Direction:
Find each line containing the word "Setuju" and report how many there are. Add nothing else.

----

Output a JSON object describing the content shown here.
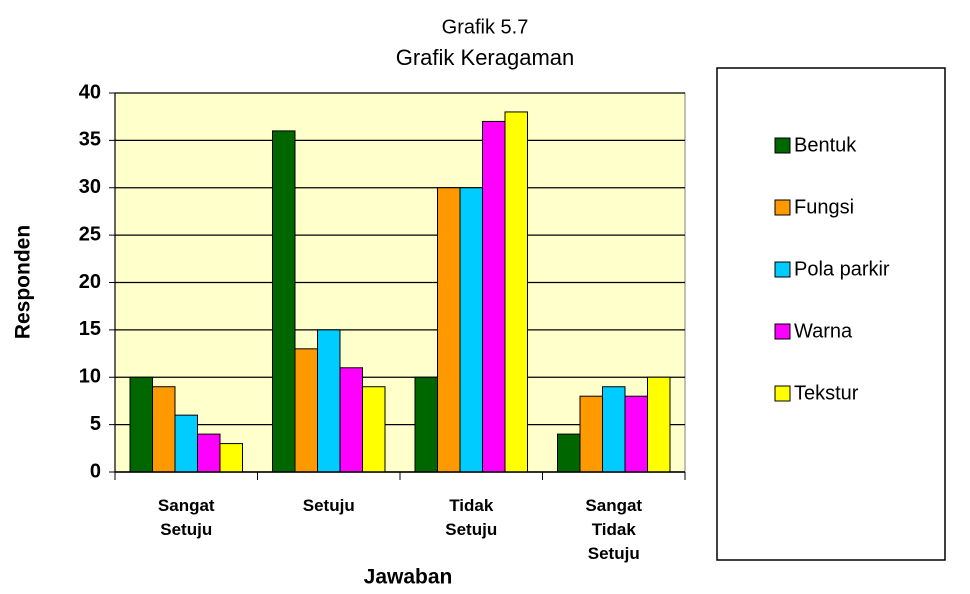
{
  "chart_data": {
    "type": "bar",
    "title": "Grafik 5.7",
    "subtitle": "Grafik Keragaman",
    "x_label": "Jawaban",
    "y_label": "Responden",
    "categories": [
      "Sangat Setuju",
      "Setuju",
      "Tidak Setuju",
      "Sangat Tidak Setuju"
    ],
    "series": [
      {
        "name": "Bentuk",
        "color": "#006600",
        "values": [
          10,
          36,
          10,
          4
        ]
      },
      {
        "name": "Fungsi",
        "color": "#FF9900",
        "values": [
          9,
          13,
          30,
          8
        ]
      },
      {
        "name": "Pola parkir",
        "color": "#00CCFF",
        "values": [
          6,
          15,
          30,
          9
        ]
      },
      {
        "name": "Warna",
        "color": "#FF00FF",
        "values": [
          4,
          11,
          37,
          8
        ]
      },
      {
        "name": "Tekstur",
        "color": "#FFFF00",
        "values": [
          3,
          9,
          38,
          10
        ]
      }
    ],
    "ylim": [
      0,
      40
    ],
    "yticks": [
      0,
      5,
      10,
      15,
      20,
      25,
      30,
      35,
      40
    ],
    "grid": true,
    "legend": "right",
    "plot_background": "#FFFFCC"
  }
}
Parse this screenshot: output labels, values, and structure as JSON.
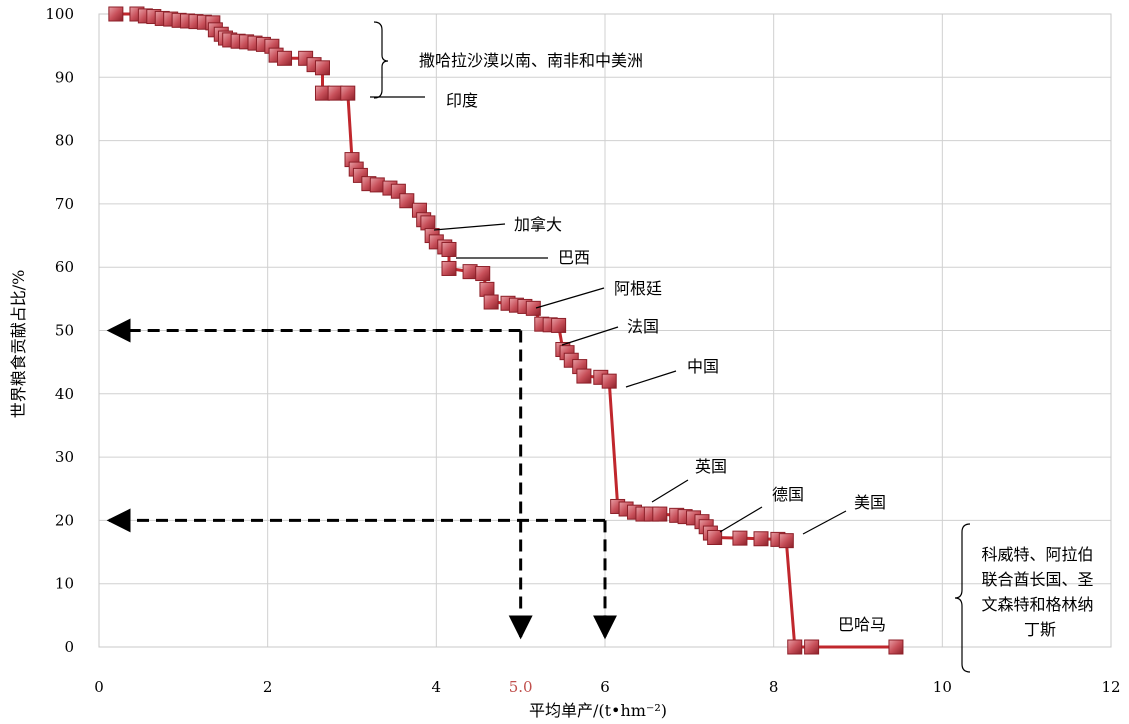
{
  "chart_data": {
    "type": "line",
    "title": "",
    "xlabel": "平均单产/(t•hm⁻²)",
    "ylabel": "世界粮食贡献占比/%",
    "xlim": [
      0,
      12
    ],
    "ylim": [
      0,
      100
    ],
    "xticks": [
      "0",
      "2",
      "4",
      "6",
      "8",
      "10",
      "12"
    ],
    "yticks": [
      "0",
      "10",
      "20",
      "30",
      "40",
      "50",
      "60",
      "70",
      "80",
      "90",
      "100"
    ],
    "extra_xtick": {
      "value": 5.0,
      "label": "5.0",
      "color": "#c0504d"
    },
    "grid": true,
    "line_color": "#c0272d",
    "marker_color": "#c8505a",
    "series": [
      {
        "points": [
          [
            0.2,
            100
          ],
          [
            0.45,
            100
          ],
          [
            0.55,
            99.7
          ],
          [
            0.65,
            99.6
          ],
          [
            0.75,
            99.3
          ],
          [
            0.85,
            99.2
          ],
          [
            0.95,
            99
          ],
          [
            1.05,
            98.9
          ],
          [
            1.15,
            98.8
          ],
          [
            1.25,
            98.7
          ],
          [
            1.35,
            98.6
          ],
          [
            1.38,
            97.5
          ],
          [
            1.45,
            96.8
          ],
          [
            1.5,
            96.2
          ],
          [
            1.55,
            95.9
          ],
          [
            1.65,
            95.7
          ],
          [
            1.75,
            95.6
          ],
          [
            1.85,
            95.4
          ],
          [
            1.95,
            95.2
          ],
          [
            2.05,
            94.9
          ],
          [
            2.1,
            93.5
          ],
          [
            2.2,
            93.0
          ],
          [
            2.45,
            93.0
          ],
          [
            2.55,
            92.0
          ],
          [
            2.65,
            91.5
          ],
          [
            2.65,
            87.5
          ],
          [
            2.8,
            87.5
          ],
          [
            2.95,
            87.5
          ],
          [
            3.0,
            77.0
          ],
          [
            3.05,
            75.5
          ],
          [
            3.1,
            74.5
          ],
          [
            3.2,
            73.2
          ],
          [
            3.3,
            73.0
          ],
          [
            3.45,
            72.5
          ],
          [
            3.55,
            72.0
          ],
          [
            3.65,
            70.5
          ],
          [
            3.8,
            69.0
          ],
          [
            3.85,
            67.5
          ],
          [
            3.9,
            67.0
          ],
          [
            3.95,
            65.0
          ],
          [
            4.0,
            64.0
          ],
          [
            4.1,
            63.2
          ],
          [
            4.15,
            62.8
          ],
          [
            4.15,
            59.8
          ],
          [
            4.4,
            59.3
          ],
          [
            4.55,
            59.0
          ],
          [
            4.6,
            56.5
          ],
          [
            4.65,
            54.5
          ],
          [
            4.85,
            54.3
          ],
          [
            4.95,
            54.0
          ],
          [
            5.05,
            53.8
          ],
          [
            5.15,
            53.5
          ],
          [
            5.25,
            51.0
          ],
          [
            5.35,
            50.9
          ],
          [
            5.45,
            50.8
          ],
          [
            5.5,
            47.0
          ],
          [
            5.55,
            46.5
          ],
          [
            5.6,
            45.3
          ],
          [
            5.7,
            44.3
          ],
          [
            5.75,
            42.8
          ],
          [
            5.95,
            42.6
          ],
          [
            6.05,
            42.0
          ],
          [
            6.15,
            22.2
          ],
          [
            6.25,
            21.8
          ],
          [
            6.35,
            21.3
          ],
          [
            6.45,
            21.0
          ],
          [
            6.55,
            21.0
          ],
          [
            6.65,
            21.0
          ],
          [
            6.85,
            20.8
          ],
          [
            6.95,
            20.6
          ],
          [
            7.05,
            20.4
          ],
          [
            7.15,
            19.8
          ],
          [
            7.2,
            19.0
          ],
          [
            7.25,
            18.0
          ],
          [
            7.3,
            17.3
          ],
          [
            7.6,
            17.2
          ],
          [
            7.85,
            17.1
          ],
          [
            8.05,
            17.0
          ],
          [
            8.15,
            16.8
          ],
          [
            8.25,
            0
          ],
          [
            8.45,
            0
          ],
          [
            9.45,
            0
          ]
        ]
      }
    ],
    "reference_lines": [
      {
        "x": 5.0,
        "y": 50
      },
      {
        "x": 6.0,
        "y": 20
      }
    ],
    "annotations": [
      {
        "label": "撒哈拉沙漠以南、南非和中美洲",
        "type": "brace"
      },
      {
        "label": "印度"
      },
      {
        "label": "加拿大"
      },
      {
        "label": "巴西"
      },
      {
        "label": "阿根廷"
      },
      {
        "label": "法国"
      },
      {
        "label": "中国"
      },
      {
        "label": "英国"
      },
      {
        "label": "德国"
      },
      {
        "label": "美国"
      },
      {
        "label": "巴哈马"
      },
      {
        "label": "科威特、阿拉伯联合酋长国、圣文森特和格林纳丁斯",
        "lines": [
          "科威特、阿拉伯",
          "联合酋长国、圣",
          "文森特和格林纳",
          "丁斯"
        ],
        "type": "brace"
      }
    ]
  }
}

----

Final answer:
4